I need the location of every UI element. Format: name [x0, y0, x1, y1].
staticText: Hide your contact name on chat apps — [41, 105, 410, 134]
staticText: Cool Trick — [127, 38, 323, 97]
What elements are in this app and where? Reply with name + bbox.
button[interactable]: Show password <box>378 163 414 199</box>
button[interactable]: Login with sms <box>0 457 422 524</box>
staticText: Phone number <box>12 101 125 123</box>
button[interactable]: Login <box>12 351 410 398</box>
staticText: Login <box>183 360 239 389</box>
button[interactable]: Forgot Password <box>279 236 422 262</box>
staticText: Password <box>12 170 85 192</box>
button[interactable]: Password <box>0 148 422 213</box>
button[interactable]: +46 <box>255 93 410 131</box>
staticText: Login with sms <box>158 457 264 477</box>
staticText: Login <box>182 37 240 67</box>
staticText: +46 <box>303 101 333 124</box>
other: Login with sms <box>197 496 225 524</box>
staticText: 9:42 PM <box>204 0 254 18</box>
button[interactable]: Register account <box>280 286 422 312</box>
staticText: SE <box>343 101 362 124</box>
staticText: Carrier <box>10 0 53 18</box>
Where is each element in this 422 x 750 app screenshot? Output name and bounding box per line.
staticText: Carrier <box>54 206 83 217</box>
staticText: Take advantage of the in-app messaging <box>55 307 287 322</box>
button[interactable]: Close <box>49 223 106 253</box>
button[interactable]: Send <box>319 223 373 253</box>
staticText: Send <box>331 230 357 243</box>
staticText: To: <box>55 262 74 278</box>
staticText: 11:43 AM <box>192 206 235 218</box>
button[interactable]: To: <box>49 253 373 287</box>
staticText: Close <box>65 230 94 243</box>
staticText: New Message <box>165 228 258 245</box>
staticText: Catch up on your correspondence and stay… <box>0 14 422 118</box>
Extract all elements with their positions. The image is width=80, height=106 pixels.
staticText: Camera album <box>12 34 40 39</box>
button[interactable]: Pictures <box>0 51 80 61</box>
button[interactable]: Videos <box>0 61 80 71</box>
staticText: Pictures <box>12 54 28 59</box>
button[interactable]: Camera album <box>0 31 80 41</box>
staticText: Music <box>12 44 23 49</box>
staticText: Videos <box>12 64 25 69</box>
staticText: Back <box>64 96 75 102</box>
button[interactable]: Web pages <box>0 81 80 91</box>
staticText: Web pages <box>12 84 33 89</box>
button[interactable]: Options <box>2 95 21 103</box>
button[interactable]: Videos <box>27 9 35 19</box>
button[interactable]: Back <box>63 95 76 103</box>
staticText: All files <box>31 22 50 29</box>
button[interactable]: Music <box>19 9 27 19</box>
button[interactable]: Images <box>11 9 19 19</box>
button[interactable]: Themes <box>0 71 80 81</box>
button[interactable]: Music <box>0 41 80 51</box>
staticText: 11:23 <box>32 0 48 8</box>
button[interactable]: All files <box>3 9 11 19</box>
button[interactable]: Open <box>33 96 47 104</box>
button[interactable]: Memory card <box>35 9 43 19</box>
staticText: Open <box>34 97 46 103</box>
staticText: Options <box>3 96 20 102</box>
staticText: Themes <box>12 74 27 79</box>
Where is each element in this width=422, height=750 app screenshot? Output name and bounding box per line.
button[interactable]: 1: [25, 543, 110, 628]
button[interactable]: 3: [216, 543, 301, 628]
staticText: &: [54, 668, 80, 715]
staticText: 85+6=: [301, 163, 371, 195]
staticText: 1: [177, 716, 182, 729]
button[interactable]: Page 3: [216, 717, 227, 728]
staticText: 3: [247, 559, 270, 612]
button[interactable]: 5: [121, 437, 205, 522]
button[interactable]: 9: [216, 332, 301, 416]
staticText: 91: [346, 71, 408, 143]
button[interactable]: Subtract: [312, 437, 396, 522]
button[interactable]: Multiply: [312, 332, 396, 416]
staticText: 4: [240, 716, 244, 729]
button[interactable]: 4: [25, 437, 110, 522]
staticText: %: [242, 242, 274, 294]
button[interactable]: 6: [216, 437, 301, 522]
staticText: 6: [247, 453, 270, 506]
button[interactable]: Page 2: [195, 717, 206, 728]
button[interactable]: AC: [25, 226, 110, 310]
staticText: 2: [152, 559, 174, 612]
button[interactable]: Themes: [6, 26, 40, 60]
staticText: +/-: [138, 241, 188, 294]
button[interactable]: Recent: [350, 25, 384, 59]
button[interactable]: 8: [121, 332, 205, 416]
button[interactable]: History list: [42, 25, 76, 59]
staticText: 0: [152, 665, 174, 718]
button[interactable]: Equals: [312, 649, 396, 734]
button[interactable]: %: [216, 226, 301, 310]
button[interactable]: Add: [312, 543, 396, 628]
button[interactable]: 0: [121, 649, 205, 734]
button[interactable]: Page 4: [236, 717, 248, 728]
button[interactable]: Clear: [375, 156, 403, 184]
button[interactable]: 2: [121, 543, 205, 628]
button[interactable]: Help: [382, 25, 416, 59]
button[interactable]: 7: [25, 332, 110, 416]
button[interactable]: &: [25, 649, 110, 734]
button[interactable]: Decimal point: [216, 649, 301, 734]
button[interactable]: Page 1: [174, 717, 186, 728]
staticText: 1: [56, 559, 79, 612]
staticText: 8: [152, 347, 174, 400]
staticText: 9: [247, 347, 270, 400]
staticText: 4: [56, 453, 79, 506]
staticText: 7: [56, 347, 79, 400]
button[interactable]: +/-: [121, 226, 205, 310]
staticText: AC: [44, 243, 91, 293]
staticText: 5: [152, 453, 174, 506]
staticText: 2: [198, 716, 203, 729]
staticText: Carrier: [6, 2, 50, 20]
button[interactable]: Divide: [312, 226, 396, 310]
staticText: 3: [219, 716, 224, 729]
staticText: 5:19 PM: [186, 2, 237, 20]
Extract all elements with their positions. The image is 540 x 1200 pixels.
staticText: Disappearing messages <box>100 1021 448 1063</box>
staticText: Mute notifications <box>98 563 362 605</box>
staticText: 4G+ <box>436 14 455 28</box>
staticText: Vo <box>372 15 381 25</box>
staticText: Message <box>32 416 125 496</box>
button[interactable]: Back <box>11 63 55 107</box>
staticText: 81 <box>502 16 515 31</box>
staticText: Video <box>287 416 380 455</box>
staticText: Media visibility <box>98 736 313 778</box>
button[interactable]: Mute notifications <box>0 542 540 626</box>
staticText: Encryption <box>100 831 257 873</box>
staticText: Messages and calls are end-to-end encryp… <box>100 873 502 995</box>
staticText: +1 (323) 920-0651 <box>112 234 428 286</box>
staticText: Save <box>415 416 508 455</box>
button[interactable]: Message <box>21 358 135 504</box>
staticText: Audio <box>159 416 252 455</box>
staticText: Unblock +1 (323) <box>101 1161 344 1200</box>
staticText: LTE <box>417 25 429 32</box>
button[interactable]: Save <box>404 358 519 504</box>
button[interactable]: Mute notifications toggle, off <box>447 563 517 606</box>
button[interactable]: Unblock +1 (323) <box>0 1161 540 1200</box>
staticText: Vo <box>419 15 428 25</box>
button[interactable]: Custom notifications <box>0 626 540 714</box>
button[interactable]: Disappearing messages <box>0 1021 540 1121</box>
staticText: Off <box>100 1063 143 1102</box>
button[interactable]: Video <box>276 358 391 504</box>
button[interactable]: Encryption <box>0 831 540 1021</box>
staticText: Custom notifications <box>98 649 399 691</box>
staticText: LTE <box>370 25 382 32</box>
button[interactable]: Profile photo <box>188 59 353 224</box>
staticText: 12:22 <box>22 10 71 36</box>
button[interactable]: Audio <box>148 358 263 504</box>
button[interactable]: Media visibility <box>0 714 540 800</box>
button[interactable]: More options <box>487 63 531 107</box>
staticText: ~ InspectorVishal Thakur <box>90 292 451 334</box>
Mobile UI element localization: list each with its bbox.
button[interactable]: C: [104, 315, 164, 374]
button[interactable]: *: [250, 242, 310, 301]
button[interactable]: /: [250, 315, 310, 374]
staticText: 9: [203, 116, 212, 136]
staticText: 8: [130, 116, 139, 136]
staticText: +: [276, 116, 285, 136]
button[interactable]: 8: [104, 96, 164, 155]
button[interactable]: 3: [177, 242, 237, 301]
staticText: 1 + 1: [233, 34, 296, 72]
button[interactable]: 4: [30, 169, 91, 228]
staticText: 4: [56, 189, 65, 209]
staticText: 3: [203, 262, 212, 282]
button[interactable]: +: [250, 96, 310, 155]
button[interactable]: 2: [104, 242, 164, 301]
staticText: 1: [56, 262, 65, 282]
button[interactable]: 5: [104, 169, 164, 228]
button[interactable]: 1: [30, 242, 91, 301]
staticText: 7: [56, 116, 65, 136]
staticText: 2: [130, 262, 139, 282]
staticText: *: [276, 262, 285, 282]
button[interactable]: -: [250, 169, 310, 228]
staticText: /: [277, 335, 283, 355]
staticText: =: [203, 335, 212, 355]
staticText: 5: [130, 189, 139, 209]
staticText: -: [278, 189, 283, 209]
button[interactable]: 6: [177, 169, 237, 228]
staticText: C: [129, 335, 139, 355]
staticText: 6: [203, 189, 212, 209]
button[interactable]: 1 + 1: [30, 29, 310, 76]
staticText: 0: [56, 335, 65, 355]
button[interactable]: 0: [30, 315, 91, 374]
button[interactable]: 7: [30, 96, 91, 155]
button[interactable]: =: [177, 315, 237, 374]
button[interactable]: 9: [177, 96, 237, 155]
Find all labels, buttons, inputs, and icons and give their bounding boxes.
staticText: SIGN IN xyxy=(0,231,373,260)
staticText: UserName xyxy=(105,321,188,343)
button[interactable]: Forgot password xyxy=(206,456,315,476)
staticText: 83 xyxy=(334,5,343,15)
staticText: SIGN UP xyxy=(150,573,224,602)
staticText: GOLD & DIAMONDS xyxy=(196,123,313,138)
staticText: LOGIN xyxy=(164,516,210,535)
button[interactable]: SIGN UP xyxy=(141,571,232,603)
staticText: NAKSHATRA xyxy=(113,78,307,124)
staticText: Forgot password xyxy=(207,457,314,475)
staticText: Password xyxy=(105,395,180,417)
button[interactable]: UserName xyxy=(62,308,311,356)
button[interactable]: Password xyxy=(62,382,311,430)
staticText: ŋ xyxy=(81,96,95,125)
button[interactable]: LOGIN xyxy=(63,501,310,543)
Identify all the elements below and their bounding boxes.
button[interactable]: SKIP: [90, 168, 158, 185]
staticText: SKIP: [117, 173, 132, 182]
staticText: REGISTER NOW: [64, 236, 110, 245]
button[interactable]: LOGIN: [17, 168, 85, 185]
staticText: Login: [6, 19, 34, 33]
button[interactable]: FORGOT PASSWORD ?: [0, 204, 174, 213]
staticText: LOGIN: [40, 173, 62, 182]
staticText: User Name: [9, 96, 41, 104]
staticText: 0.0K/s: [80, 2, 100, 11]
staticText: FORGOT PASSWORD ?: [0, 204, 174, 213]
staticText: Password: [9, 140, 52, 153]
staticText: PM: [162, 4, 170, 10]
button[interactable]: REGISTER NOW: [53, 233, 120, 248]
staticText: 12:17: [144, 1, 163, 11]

**What is needed:** Copy out the rows from the very first line down to and including the line that contains "staticText: +46 <box>303 101 333 124</box>". Keep each line unchanged.

**Problem solution:**
I need the location of every UI element. Format: name [x0, y0, x1, y1].
staticText: Hide your contact name on chat apps — [41, 105, 410, 134]
staticText: Cool Trick — [127, 38, 323, 97]
What elements are in this app and where? Reply with name + bbox.
button[interactable]: Show password <box>378 163 414 199</box>
button[interactable]: Login with sms <box>0 457 422 524</box>
staticText: Phone number <box>12 101 125 123</box>
button[interactable]: Login <box>12 351 410 398</box>
staticText: Login <box>183 360 239 389</box>
button[interactable]: Forgot Password <box>279 236 422 262</box>
staticText: Password <box>12 170 85 192</box>
button[interactable]: Password <box>0 148 422 213</box>
button[interactable]: +46 <box>255 93 410 131</box>
staticText: Login with sms <box>158 457 264 477</box>
staticText: Login <box>182 37 240 67</box>
staticText: +46 <box>303 101 333 124</box>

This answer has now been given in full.